### Short task
Each line containing the word "name" needs to be copied.

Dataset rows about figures
- - -
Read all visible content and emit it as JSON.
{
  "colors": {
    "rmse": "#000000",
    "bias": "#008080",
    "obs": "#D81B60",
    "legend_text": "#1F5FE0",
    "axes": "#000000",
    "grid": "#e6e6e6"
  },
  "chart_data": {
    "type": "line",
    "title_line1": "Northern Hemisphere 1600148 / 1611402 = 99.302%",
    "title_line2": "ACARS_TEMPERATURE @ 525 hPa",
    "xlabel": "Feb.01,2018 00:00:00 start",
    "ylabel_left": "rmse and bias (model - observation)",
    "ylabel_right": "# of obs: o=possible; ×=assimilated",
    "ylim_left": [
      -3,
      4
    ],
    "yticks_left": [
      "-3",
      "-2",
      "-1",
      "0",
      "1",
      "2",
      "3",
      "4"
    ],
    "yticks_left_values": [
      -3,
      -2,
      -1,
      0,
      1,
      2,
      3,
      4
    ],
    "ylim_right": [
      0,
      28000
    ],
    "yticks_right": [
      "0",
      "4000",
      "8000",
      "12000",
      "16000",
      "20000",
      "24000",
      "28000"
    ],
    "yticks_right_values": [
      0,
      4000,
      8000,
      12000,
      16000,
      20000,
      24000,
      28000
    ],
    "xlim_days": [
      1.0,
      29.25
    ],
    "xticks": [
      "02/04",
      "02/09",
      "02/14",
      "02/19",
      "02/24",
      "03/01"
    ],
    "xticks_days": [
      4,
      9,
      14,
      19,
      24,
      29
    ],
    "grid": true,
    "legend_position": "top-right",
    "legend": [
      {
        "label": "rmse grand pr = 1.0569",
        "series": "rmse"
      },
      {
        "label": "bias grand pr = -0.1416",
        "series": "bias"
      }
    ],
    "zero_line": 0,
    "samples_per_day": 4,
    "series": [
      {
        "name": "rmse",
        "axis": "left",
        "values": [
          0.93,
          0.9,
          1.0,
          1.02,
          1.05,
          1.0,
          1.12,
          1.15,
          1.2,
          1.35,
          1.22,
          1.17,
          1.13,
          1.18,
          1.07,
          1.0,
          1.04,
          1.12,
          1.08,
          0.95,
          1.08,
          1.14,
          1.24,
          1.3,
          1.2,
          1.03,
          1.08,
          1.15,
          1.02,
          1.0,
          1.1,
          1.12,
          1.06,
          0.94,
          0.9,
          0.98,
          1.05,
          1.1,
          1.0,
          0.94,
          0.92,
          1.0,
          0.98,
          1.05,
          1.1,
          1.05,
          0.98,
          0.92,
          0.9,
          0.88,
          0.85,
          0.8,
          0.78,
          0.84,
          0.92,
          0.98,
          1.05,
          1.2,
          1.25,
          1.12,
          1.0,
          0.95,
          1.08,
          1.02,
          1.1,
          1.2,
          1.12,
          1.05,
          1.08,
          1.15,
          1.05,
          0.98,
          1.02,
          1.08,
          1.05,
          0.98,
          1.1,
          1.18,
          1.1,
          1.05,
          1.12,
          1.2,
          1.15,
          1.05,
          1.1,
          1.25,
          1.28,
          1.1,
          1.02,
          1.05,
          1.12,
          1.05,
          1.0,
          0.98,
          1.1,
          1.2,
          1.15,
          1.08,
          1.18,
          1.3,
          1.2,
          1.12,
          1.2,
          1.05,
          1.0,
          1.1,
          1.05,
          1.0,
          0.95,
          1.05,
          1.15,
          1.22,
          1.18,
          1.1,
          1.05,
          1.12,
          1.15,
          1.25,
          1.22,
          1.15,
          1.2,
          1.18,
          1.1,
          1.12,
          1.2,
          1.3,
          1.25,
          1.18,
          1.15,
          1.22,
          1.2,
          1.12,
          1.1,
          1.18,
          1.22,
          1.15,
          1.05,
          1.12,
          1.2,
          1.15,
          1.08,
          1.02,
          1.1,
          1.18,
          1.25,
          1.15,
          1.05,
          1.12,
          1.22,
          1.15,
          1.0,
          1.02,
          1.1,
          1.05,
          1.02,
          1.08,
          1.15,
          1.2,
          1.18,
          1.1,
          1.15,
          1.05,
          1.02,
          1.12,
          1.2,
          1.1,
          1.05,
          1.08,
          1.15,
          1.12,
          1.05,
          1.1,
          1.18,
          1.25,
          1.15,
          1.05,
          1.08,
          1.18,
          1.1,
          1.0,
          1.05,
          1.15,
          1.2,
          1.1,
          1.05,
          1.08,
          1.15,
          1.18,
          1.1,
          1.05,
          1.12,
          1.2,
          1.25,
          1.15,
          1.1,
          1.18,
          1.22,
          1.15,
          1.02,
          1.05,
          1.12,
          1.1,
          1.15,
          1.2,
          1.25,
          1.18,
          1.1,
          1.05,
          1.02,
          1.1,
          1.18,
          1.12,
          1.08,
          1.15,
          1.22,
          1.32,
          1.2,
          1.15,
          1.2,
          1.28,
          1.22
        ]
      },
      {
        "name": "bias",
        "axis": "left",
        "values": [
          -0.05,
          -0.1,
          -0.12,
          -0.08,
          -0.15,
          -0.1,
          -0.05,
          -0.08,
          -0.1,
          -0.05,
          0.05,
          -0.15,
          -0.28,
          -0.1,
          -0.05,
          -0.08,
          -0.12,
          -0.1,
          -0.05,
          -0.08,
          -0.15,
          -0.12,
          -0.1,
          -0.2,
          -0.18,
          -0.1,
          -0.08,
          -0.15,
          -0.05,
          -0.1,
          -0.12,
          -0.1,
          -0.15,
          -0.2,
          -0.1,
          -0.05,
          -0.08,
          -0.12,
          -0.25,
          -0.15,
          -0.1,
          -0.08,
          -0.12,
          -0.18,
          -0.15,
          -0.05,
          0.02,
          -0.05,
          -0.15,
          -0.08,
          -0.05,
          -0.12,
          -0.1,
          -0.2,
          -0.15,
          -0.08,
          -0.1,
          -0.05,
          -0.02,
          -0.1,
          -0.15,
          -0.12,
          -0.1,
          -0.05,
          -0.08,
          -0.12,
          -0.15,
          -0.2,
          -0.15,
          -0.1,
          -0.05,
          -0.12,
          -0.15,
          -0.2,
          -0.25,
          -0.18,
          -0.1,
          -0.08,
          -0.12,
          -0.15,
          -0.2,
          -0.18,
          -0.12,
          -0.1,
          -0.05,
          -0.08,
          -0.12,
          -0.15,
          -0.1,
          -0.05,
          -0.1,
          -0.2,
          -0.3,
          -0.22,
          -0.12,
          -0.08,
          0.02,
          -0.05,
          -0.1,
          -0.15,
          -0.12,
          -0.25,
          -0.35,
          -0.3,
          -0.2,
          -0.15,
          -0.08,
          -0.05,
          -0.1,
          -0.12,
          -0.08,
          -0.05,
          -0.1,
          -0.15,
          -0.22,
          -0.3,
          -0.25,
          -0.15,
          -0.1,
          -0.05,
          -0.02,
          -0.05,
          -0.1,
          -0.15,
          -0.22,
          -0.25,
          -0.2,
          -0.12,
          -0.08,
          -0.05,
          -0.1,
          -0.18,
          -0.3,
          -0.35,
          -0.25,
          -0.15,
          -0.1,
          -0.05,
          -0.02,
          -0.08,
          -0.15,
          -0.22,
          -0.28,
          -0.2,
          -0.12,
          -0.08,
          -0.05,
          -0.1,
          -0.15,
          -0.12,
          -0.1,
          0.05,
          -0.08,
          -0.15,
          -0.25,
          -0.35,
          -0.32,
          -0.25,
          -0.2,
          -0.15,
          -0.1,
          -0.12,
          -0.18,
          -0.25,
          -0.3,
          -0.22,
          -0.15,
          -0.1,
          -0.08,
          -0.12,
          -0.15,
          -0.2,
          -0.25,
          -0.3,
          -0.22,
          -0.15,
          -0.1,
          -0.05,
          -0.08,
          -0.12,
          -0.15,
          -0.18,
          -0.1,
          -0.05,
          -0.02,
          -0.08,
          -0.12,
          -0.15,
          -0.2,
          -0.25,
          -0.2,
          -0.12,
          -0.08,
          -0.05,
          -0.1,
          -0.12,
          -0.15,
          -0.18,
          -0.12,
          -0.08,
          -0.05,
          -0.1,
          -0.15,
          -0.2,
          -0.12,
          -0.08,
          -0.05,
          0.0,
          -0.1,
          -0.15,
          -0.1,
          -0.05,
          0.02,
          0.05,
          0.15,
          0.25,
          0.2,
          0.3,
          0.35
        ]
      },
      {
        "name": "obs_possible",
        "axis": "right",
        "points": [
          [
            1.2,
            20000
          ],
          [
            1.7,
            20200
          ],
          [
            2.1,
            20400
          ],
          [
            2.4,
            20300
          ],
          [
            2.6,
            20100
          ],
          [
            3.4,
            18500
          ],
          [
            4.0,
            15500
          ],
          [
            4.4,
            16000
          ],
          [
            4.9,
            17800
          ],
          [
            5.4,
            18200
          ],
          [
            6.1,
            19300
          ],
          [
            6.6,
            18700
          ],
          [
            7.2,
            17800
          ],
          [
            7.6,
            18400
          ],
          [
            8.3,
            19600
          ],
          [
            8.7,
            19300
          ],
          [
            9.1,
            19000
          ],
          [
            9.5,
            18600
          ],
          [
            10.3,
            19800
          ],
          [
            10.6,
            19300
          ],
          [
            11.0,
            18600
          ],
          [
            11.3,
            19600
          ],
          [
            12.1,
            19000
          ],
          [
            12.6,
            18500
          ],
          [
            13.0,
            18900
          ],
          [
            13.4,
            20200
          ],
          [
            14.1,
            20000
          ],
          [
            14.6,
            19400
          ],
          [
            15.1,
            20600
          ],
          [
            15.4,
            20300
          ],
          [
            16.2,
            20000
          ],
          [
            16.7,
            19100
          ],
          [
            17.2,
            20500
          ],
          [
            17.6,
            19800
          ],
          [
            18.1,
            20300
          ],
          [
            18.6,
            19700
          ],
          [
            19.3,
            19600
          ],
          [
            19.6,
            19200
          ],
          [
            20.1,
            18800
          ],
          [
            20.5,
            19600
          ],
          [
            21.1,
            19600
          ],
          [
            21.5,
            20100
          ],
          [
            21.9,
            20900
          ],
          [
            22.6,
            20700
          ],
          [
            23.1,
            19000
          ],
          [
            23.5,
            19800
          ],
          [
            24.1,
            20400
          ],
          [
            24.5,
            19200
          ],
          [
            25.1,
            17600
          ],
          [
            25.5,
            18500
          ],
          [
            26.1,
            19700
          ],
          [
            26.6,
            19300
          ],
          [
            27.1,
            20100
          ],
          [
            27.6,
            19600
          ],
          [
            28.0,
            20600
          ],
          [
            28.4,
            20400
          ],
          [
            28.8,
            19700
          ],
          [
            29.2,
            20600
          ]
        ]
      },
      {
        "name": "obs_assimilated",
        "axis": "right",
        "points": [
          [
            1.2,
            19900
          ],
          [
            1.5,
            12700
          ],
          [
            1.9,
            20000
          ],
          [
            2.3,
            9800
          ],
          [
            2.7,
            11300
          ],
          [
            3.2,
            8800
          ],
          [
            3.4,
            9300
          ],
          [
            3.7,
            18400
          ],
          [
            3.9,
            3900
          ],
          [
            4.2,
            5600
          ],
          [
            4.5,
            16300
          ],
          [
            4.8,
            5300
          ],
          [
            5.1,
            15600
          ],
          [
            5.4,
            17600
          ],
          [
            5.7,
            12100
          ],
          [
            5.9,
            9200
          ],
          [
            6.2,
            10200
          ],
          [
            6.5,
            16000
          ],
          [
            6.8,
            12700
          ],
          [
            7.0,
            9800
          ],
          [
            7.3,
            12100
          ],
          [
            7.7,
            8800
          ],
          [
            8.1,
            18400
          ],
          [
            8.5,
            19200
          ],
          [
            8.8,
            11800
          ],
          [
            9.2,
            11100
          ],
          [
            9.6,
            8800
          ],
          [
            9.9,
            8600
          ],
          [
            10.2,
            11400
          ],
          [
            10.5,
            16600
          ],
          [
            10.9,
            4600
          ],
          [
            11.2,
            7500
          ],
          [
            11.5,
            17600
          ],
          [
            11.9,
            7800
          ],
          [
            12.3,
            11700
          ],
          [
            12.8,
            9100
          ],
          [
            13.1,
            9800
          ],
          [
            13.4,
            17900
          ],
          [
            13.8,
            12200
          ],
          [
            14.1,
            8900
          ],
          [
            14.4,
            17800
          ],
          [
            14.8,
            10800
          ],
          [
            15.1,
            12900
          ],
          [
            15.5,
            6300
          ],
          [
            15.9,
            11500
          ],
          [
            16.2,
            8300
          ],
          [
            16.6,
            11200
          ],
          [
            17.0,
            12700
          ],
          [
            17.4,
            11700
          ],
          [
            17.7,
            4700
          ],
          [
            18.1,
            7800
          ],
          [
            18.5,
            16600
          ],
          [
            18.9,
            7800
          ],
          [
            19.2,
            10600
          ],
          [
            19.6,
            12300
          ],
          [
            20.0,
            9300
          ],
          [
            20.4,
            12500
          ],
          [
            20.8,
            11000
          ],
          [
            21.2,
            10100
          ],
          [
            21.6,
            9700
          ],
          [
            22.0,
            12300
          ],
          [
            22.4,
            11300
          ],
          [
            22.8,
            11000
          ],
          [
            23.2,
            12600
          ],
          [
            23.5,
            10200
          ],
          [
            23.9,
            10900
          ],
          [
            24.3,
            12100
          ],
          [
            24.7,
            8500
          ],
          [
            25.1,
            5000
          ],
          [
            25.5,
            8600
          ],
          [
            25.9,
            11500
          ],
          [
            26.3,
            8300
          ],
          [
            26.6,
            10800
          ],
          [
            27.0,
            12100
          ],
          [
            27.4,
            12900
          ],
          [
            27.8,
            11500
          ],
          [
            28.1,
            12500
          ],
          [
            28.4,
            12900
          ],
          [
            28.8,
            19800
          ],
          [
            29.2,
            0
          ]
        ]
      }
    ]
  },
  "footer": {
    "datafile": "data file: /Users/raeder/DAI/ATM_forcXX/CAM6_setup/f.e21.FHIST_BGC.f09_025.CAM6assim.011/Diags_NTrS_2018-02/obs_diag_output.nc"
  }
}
- - -
### Correct answer
        "name": "rmse",
        "name": "bias",
        "name": "obs_possible",
        "name": "obs_assimilated",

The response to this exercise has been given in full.